══ Information shown

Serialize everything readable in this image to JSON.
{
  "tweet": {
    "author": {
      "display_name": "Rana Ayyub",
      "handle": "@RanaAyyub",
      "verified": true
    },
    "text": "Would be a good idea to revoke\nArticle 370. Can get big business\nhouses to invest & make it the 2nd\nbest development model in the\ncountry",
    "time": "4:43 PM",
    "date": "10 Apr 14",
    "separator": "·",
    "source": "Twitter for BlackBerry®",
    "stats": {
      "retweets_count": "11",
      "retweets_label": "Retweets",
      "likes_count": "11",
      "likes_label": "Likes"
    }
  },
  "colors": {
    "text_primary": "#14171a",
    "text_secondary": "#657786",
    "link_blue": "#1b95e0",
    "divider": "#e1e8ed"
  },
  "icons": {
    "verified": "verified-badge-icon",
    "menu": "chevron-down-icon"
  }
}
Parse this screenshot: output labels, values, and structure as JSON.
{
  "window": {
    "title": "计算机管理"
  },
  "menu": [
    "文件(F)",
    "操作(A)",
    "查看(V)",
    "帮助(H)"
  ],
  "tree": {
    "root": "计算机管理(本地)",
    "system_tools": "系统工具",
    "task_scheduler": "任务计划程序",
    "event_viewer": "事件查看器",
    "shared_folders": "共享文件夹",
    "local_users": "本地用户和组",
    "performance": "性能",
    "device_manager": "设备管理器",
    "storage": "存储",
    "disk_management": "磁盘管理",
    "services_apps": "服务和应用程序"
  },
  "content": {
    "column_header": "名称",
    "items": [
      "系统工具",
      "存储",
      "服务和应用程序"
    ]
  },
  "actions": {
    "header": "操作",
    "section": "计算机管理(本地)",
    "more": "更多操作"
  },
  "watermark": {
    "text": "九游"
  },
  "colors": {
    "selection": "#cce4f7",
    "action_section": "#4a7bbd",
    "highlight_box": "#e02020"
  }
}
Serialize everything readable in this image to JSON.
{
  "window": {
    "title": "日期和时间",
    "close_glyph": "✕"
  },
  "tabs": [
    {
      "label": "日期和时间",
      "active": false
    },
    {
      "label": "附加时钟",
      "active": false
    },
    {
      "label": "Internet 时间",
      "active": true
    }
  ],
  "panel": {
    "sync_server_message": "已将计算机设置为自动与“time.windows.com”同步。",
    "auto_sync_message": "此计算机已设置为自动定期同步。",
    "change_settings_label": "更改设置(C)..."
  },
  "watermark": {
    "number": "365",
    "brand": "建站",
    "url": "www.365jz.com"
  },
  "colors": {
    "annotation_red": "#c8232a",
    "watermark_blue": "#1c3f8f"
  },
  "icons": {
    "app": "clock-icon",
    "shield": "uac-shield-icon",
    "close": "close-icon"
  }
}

════

Written task :: Take the records above and return them exactly as written.

Exercise result ::
Serialize everything readable in this image to JSON.
{
  "tweet": {
    "author": {
      "display_name": "Rana Ayyub",
      "handle": "@RanaAyyub",
      "verified": true
    },
    "text": "Would be a good idea to revoke\nArticle 370. Can get big business\nhouses to invest & make it the 2nd\nbest development model in the\ncountry",
    "time": "4:43 PM",
    "date": "10 Apr 14",
    "separator": "·",
    "source": "Twitter for BlackBerry®",
    "stats": {
      "retweets_count": "11",
      "retweets_label": "Retweets",
      "likes_count": "11",
      "likes_label": "Likes"
    }
  },
  "colors": {
    "text_primary": "#14171a",
    "text_secondary": "#657786",
    "link_blue": "#1b95e0",
    "divider": "#e1e8ed"
  },
  "icons": {
    "verified": "verified-badge-icon",
    "menu": "chevron-down-icon"
  }
}
Parse this screenshot: output labels, values, and structure as JSON.
{
  "window": {
    "title": "计算机管理"
  },
  "menu": [
    "文件(F)",
    "操作(A)",
    "查看(V)",
    "帮助(H)"
  ],
  "tree": {
    "root": "计算机管理(本地)",
    "system_tools": "系统工具",
    "task_scheduler": "任务计划程序",
    "event_viewer": "事件查看器",
    "shared_folders": "共享文件夹",
    "local_users": "本地用户和组",
    "performance": "性能",
    "device_manager": "设备管理器",
    "storage": "存储",
    "disk_management": "磁盘管理",
    "services_apps": "服务和应用程序"
  },
  "content": {
    "column_header": "名称",
    "items": [
      "系统工具",
      "存储",
      "服务和应用程序"
    ]
  },
  "actions": {
    "header": "操作",
    "section": "计算机管理(本地)",
    "more": "更多操作"
  },
  "watermark": {
    "text": "九游"
  },
  "colors": {
    "selection": "#cce4f7",
    "action_section": "#4a7bbd",
    "highlight_box": "#e02020"
  }
}
Serialize everything readable in this image to JSON.
{
  "window": {
    "title": "日期和时间",
    "close_glyph": "✕"
  },
  "tabs": [
    {
      "label": "日期和时间",
      "active": false
    },
    {
      "label": "附加时钟",
      "active": false
    },
    {
      "label": "Internet 时间",
      "active": true
    }
  ],
  "panel": {
    "sync_server_message": "已将计算机设置为自动与“time.windows.com”同步。",
    "auto_sync_message": "此计算机已设置为自动定期同步。",
    "change_settings_label": "更改设置(C)..."
  },
  "watermark": {
    "number": "365",
    "brand": "建站",
    "url": "www.365jz.com"
  },
  "colors": {
    "annotation_red": "#c8232a",
    "watermark_blue": "#1c3f8f"
  },
  "icons": {
    "app": "clock-icon",
    "shield": "uac-shield-icon",
    "close": "close-icon"
  }
}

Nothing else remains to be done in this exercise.